+++ Record set +++

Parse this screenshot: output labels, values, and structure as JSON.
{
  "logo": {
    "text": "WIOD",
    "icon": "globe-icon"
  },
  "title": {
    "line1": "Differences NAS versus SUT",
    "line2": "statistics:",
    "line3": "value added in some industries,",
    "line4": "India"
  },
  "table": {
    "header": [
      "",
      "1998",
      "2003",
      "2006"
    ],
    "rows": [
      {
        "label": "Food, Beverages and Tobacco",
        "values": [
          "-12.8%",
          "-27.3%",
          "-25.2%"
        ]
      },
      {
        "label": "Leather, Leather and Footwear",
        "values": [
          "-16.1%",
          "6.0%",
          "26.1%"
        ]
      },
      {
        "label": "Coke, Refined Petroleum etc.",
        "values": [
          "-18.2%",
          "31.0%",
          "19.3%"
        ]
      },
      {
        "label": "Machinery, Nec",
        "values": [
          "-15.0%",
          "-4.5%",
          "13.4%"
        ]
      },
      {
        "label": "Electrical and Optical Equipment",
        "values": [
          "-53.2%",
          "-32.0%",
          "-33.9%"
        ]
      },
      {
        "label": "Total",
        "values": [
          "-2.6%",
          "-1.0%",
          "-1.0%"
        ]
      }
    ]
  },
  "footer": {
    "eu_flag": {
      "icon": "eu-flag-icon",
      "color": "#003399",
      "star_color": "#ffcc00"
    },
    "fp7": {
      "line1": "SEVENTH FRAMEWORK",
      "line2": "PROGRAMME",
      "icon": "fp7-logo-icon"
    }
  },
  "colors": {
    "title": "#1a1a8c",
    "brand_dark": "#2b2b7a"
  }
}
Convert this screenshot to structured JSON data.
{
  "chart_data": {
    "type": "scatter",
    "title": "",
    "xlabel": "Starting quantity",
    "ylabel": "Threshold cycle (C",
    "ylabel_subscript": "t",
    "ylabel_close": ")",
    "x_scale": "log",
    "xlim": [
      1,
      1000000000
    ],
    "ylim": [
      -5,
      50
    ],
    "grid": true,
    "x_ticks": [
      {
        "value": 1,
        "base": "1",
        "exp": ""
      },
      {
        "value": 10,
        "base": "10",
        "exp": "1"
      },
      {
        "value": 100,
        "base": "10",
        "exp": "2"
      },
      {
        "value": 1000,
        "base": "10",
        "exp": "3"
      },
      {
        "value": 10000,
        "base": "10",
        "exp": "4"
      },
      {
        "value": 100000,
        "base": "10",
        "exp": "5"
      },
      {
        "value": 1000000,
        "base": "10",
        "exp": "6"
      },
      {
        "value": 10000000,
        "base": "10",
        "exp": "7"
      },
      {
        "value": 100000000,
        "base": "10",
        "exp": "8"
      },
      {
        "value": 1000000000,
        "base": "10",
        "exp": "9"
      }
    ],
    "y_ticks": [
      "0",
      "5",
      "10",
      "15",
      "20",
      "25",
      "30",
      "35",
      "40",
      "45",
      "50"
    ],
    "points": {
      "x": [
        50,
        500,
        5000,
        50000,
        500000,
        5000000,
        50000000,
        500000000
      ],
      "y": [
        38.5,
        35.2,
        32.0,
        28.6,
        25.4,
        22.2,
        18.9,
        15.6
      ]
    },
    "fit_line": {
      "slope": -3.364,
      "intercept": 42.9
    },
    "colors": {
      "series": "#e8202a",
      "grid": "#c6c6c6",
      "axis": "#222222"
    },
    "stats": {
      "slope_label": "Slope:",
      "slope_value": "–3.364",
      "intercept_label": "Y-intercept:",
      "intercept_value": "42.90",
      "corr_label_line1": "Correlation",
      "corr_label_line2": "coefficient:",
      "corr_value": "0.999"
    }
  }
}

+++

Short problem =
Every line of the material must be returned exactly as it appears.

Task result =
Parse this screenshot: output labels, values, and structure as JSON.
{
  "logo": {
    "text": "WIOD",
    "icon": "globe-icon"
  },
  "title": {
    "line1": "Differences NAS versus SUT",
    "line2": "statistics:",
    "line3": "value added in some industries,",
    "line4": "India"
  },
  "table": {
    "header": [
      "",
      "1998",
      "2003",
      "2006"
    ],
    "rows": [
      {
        "label": "Food, Beverages and Tobacco",
        "values": [
          "-12.8%",
          "-27.3%",
          "-25.2%"
        ]
      },
      {
        "label": "Leather, Leather and Footwear",
        "values": [
          "-16.1%",
          "6.0%",
          "26.1%"
        ]
      },
      {
        "label": "Coke, Refined Petroleum etc.",
        "values": [
          "-18.2%",
          "31.0%",
          "19.3%"
        ]
      },
      {
        "label": "Machinery, Nec",
        "values": [
          "-15.0%",
          "-4.5%",
          "13.4%"
        ]
      },
      {
        "label": "Electrical and Optical Equipment",
        "values": [
          "-53.2%",
          "-32.0%",
          "-33.9%"
        ]
      },
      {
        "label": "Total",
        "values": [
          "-2.6%",
          "-1.0%",
          "-1.0%"
        ]
      }
    ]
  },
  "footer": {
    "eu_flag": {
      "icon": "eu-flag-icon",
      "color": "#003399",
      "star_color": "#ffcc00"
    },
    "fp7": {
      "line1": "SEVENTH FRAMEWORK",
      "line2": "PROGRAMME",
      "icon": "fp7-logo-icon"
    }
  },
  "colors": {
    "title": "#1a1a8c",
    "brand_dark": "#2b2b7a"
  }
}
Convert this screenshot to structured JSON data.
{
  "chart_data": {
    "type": "scatter",
    "title": "",
    "xlabel": "Starting quantity",
    "ylabel": "Threshold cycle (C",
    "ylabel_subscript": "t",
    "ylabel_close": ")",
    "x_scale": "log",
    "xlim": [
      1,
      1000000000
    ],
    "ylim": [
      -5,
      50
    ],
    "grid": true,
    "x_ticks": [
      {
        "value": 1,
        "base": "1",
        "exp": ""
      },
      {
        "value": 10,
        "base": "10",
        "exp": "1"
      },
      {
        "value": 100,
        "base": "10",
        "exp": "2"
      },
      {
        "value": 1000,
        "base": "10",
        "exp": "3"
      },
      {
        "value": 10000,
        "base": "10",
        "exp": "4"
      },
      {
        "value": 100000,
        "base": "10",
        "exp": "5"
      },
      {
        "value": 1000000,
        "base": "10",
        "exp": "6"
      },
      {
        "value": 10000000,
        "base": "10",
        "exp": "7"
      },
      {
        "value": 100000000,
        "base": "10",
        "exp": "8"
      },
      {
        "value": 1000000000,
        "base": "10",
        "exp": "9"
      }
    ],
    "y_ticks": [
      "0",
      "5",
      "10",
      "15",
      "20",
      "25",
      "30",
      "35",
      "40",
      "45",
      "50"
    ],
    "points": {
      "x": [
        50,
        500,
        5000,
        50000,
        500000,
        5000000,
        50000000,
        500000000
      ],
      "y": [
        38.5,
        35.2,
        32.0,
        28.6,
        25.4,
        22.2,
        18.9,
        15.6
      ]
    },
    "fit_line": {
      "slope": -3.364,
      "intercept": 42.9
    },
    "colors": {
      "series": "#e8202a",
      "grid": "#c6c6c6",
      "axis": "#222222"
    },
    "stats": {
      "slope_label": "Slope:",
      "slope_value": "–3.364",
      "intercept_label": "Y-intercept:",
      "intercept_value": "42.90",
      "corr_label_line1": "Correlation",
      "corr_label_line2": "coefficient:",
      "corr_value": "0.999"
    }
  }
}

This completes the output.